**Required task**
What is the count of lines in the listing below that hold the string "precipitation"? Reply with that number alone.

**Recorded information**
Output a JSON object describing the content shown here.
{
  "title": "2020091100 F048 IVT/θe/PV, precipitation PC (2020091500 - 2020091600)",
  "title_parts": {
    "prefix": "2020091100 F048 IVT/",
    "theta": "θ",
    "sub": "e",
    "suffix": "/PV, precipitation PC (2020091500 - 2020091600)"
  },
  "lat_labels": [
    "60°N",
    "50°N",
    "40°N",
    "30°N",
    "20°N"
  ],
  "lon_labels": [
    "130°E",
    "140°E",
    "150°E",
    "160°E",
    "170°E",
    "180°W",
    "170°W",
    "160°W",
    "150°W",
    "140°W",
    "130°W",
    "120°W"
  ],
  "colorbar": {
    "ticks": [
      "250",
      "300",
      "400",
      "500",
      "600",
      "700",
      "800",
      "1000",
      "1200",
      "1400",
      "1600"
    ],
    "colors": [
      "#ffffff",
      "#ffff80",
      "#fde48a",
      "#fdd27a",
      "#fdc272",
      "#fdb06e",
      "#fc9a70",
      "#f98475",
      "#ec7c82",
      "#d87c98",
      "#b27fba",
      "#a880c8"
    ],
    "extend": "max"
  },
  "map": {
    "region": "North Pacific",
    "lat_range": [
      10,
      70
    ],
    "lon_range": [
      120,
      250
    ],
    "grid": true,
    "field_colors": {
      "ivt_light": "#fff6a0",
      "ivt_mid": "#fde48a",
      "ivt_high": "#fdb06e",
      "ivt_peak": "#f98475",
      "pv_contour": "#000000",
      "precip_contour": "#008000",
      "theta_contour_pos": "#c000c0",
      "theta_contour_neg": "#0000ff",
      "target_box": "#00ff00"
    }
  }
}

**Task output**
2